WORK REQUIRED: Reading the listing below, count the lines that contain the word "Find" and give that count alone.

RECORD EXTRACTS:
--- begin ---

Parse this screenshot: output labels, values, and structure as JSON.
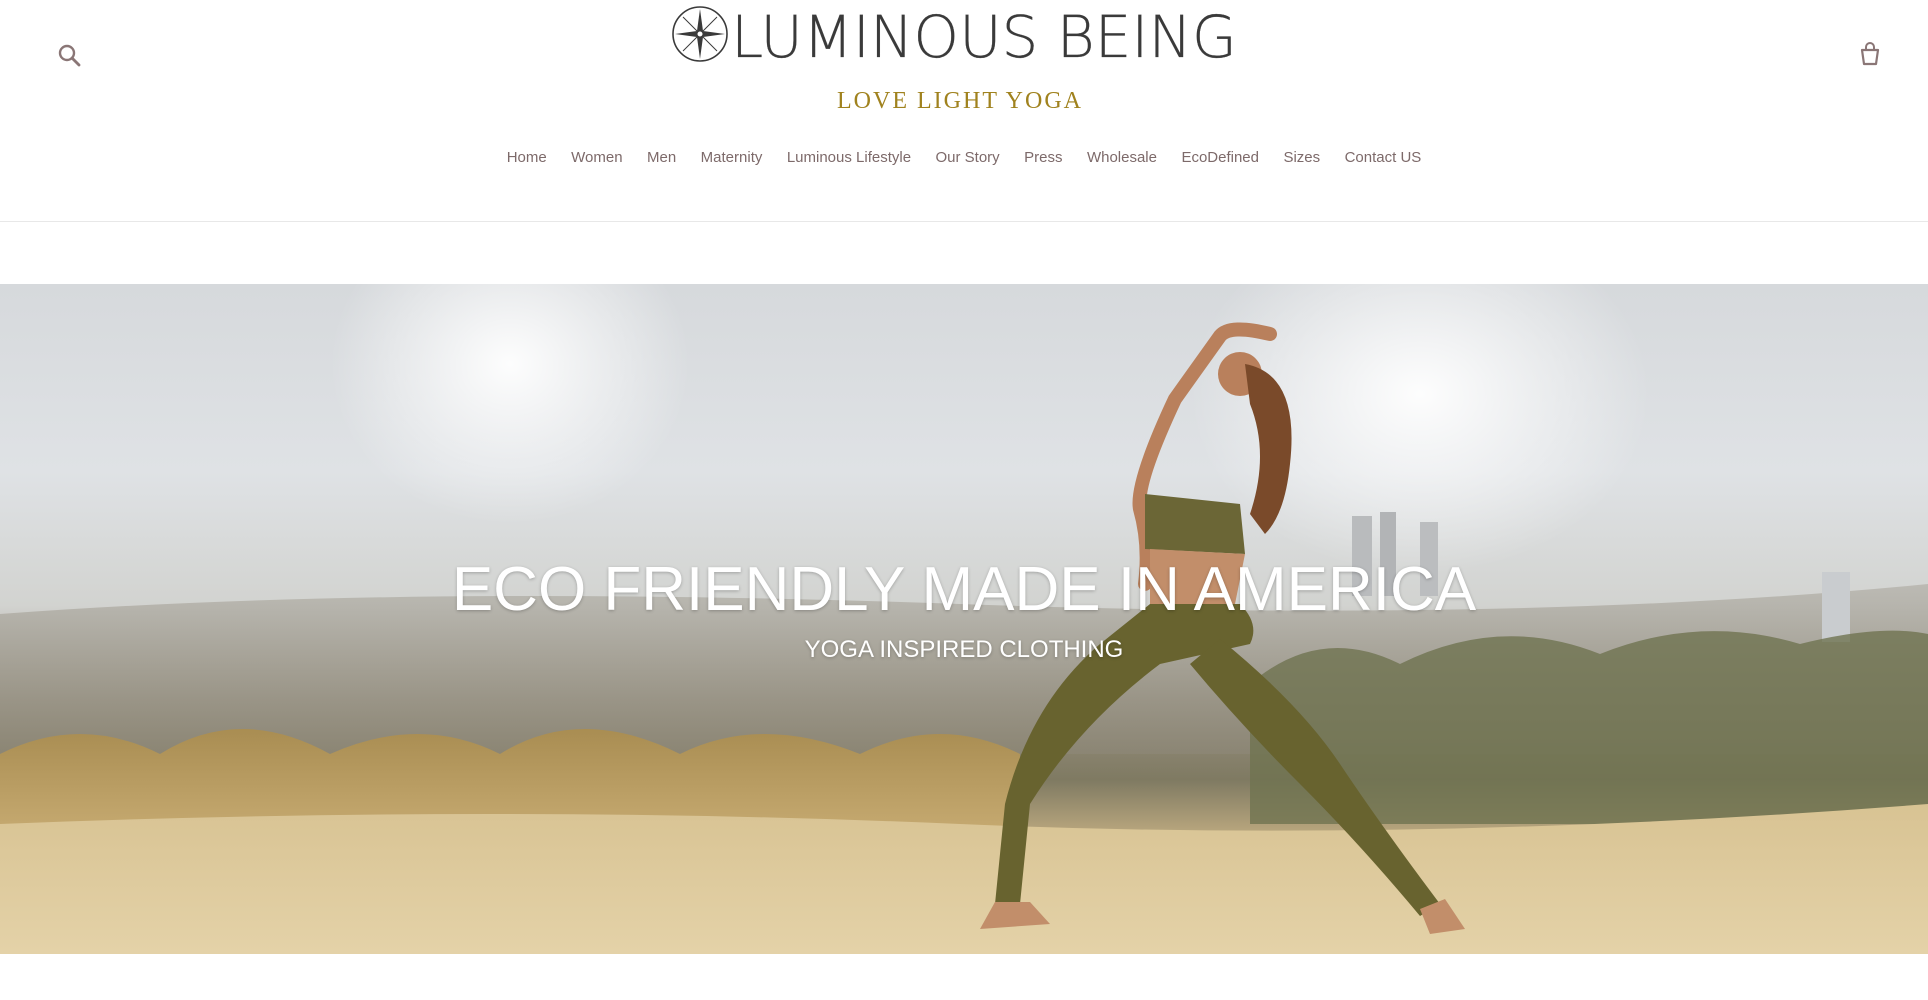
{
  "header": {
    "brand_name": "LUMINOUS BEING",
    "tagline": "LOVE LIGHT YOGA",
    "search_icon": "search-icon",
    "cart_icon": "cart-icon"
  },
  "nav": {
    "items": [
      {
        "label": "Home"
      },
      {
        "label": "Women"
      },
      {
        "label": "Men"
      },
      {
        "label": "Maternity"
      },
      {
        "label": "Luminous Lifestyle"
      },
      {
        "label": "Our Story"
      },
      {
        "label": "Press"
      },
      {
        "label": "Wholesale"
      },
      {
        "label": "EcoDefined"
      },
      {
        "label": "Sizes"
      },
      {
        "label": "Contact US"
      }
    ]
  },
  "hero": {
    "title": "ECO FRIENDLY MADE IN AMERICA",
    "subtitle": "YOGA INSPIRED CLOTHING"
  },
  "colors": {
    "nav_text": "#7d6a6a",
    "tagline_gold": "#a0821e",
    "logo_dark": "#3a3a3a",
    "hero_text": "#ffffff"
  }
}
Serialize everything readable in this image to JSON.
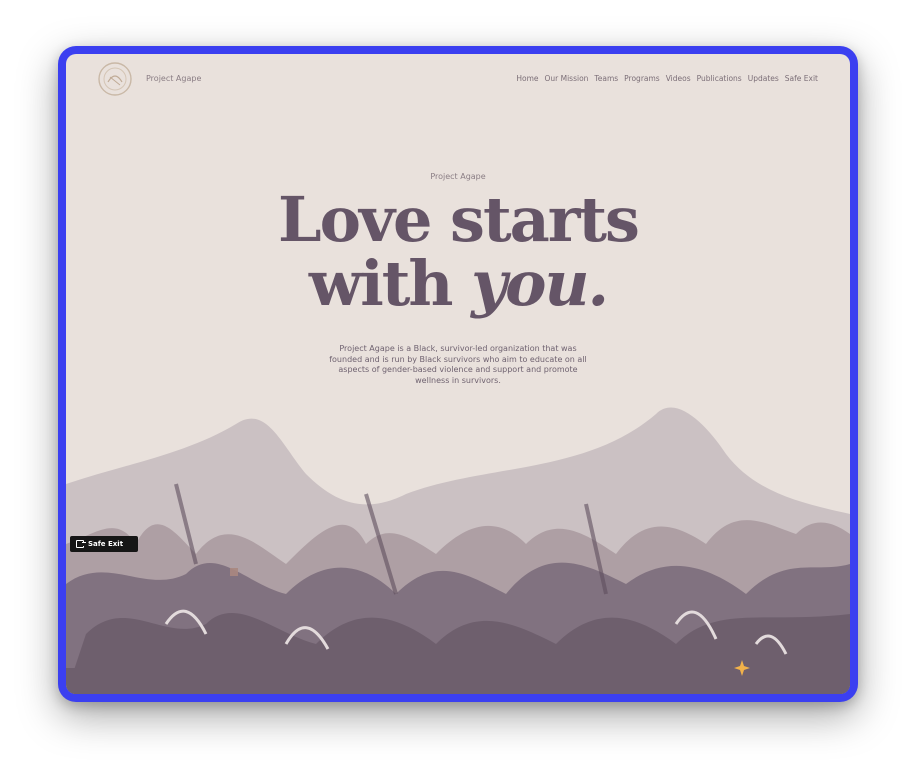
{
  "header": {
    "brand": "Project Agape",
    "nav": [
      "Home",
      "Our Mission",
      "Teams",
      "Programs",
      "Videos",
      "Publications",
      "Updates",
      "Safe Exit"
    ]
  },
  "hero": {
    "eyebrow": "Project Agape",
    "headline_line1": "Love starts",
    "headline_line2_prefix": "with ",
    "headline_line2_emphasis": "you.",
    "description": "Project Agape is a Black, survivor-led organization that was founded and is run by Black survivors who aim to educate on all aspects of gender-based violence and support and promote wellness in survivors."
  },
  "floating_button": {
    "label": "Safe Exit",
    "icon": "exit-icon"
  },
  "colors": {
    "frame": "#3b3ff0",
    "background": "#e9e1dc",
    "headline": "#655567",
    "mountains": "#c7bdbf",
    "foliage": "#7a6a7a",
    "ground": "#6e5f6d",
    "sparkle": "#f2b24a"
  }
}
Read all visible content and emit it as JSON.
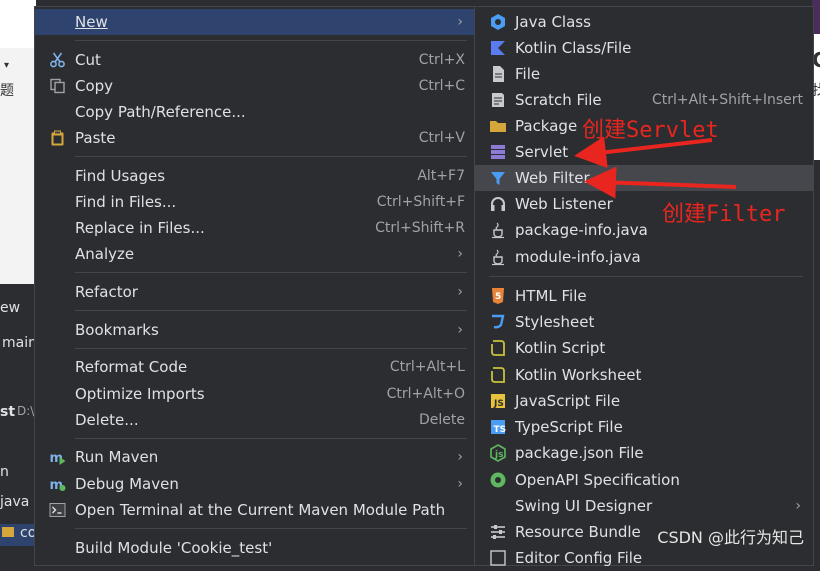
{
  "background": {
    "left_texts": [
      "题",
      "ew",
      "main",
      "st",
      "D:\\",
      "n",
      "java",
      "co"
    ],
    "right_texts": [
      "C",
      "找"
    ]
  },
  "menu": {
    "items": [
      {
        "label": "New",
        "arrow": "›",
        "icon": "none",
        "highlight": true
      },
      {
        "label": "Cut",
        "shortcut": "Ctrl+X",
        "icon": "scissors-icon"
      },
      {
        "label": "Copy",
        "shortcut": "Ctrl+C",
        "icon": "copy-icon"
      },
      {
        "label": "Copy Path/Reference...",
        "icon": "none"
      },
      {
        "label": "Paste",
        "shortcut": "Ctrl+V",
        "icon": "clipboard-icon"
      },
      {
        "label": "Find Usages",
        "shortcut": "Alt+F7"
      },
      {
        "label": "Find in Files...",
        "shortcut": "Ctrl+Shift+F"
      },
      {
        "label": "Replace in Files...",
        "shortcut": "Ctrl+Shift+R"
      },
      {
        "label": "Analyze",
        "arrow": "›"
      },
      {
        "label": "Refactor",
        "arrow": "›"
      },
      {
        "label": "Bookmarks",
        "arrow": "›"
      },
      {
        "label": "Reformat Code",
        "shortcut": "Ctrl+Alt+L"
      },
      {
        "label": "Optimize Imports",
        "shortcut": "Ctrl+Alt+O"
      },
      {
        "label": "Delete...",
        "shortcut": "Delete"
      },
      {
        "label": "Run Maven",
        "arrow": "›",
        "icon": "maven-run-icon"
      },
      {
        "label": "Debug Maven",
        "arrow": "›",
        "icon": "maven-debug-icon"
      },
      {
        "label": "Open Terminal at the Current Maven Module Path",
        "icon": "terminal-icon"
      },
      {
        "label": "Build Module 'Cookie_test'"
      }
    ]
  },
  "submenu": {
    "items": [
      {
        "label": "Java Class",
        "icon": "java-class-icon"
      },
      {
        "label": "Kotlin Class/File",
        "icon": "kotlin-icon"
      },
      {
        "label": "File",
        "icon": "file-icon"
      },
      {
        "label": "Scratch File",
        "shortcut": "Ctrl+Alt+Shift+Insert",
        "icon": "scratch-file-icon"
      },
      {
        "label": "Package",
        "icon": "folder-icon"
      },
      {
        "label": "Servlet",
        "icon": "servlet-icon"
      },
      {
        "label": "Web Filter",
        "icon": "filter-icon",
        "highlight": true
      },
      {
        "label": "Web Listener",
        "icon": "headphones-icon"
      },
      {
        "label": "package-info.java",
        "icon": "java-cup-icon"
      },
      {
        "label": "module-info.java",
        "icon": "java-cup-icon"
      },
      {
        "label": "HTML File",
        "icon": "html5-icon"
      },
      {
        "label": "Stylesheet",
        "icon": "css3-icon"
      },
      {
        "label": "Kotlin Script",
        "icon": "kotlin-script-icon"
      },
      {
        "label": "Kotlin Worksheet",
        "icon": "kotlin-worksheet-icon"
      },
      {
        "label": "JavaScript File",
        "icon": "javascript-icon"
      },
      {
        "label": "TypeScript File",
        "icon": "typescript-icon"
      },
      {
        "label": "package.json File",
        "icon": "nodejs-icon"
      },
      {
        "label": "OpenAPI Specification",
        "icon": "openapi-icon"
      },
      {
        "label": "Swing UI Designer",
        "arrow": "›"
      },
      {
        "label": "Resource Bundle",
        "icon": "resource-bundle-icon"
      },
      {
        "label": "Editor Config File",
        "icon": "editor-config-icon"
      }
    ]
  },
  "annotations": {
    "servlet": "创建Servlet",
    "filter": "创建Filter"
  },
  "watermark": "CSDN @此行为知己",
  "colors": {
    "menu_bg": "#2b2d30",
    "selection": "#2e436e",
    "hover": "#45474d",
    "annotation_red": "#e8261f"
  }
}
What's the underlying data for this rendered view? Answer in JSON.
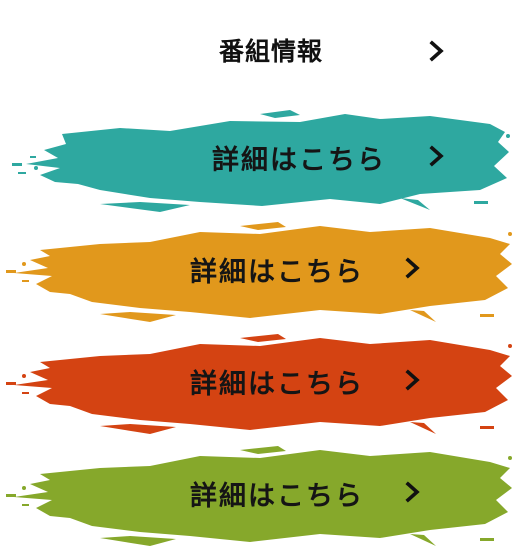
{
  "program_info": {
    "label": "番組情報",
    "chevron_icon": "chevron-right-icon"
  },
  "detail_buttons": [
    {
      "label": "詳細はこちら",
      "color": "#2ea8a0",
      "chevron_icon": "chevron-right-icon"
    },
    {
      "label": "詳細はこちら",
      "color": "#e1981c",
      "chevron_icon": "chevron-right-icon"
    },
    {
      "label": "詳細はこちら",
      "color": "#d44312",
      "chevron_icon": "chevron-right-icon"
    },
    {
      "label": "詳細はこちら",
      "color": "#86a82b",
      "chevron_icon": "chevron-right-icon"
    }
  ]
}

--- end ---

WRITTEN SOLUTION: 2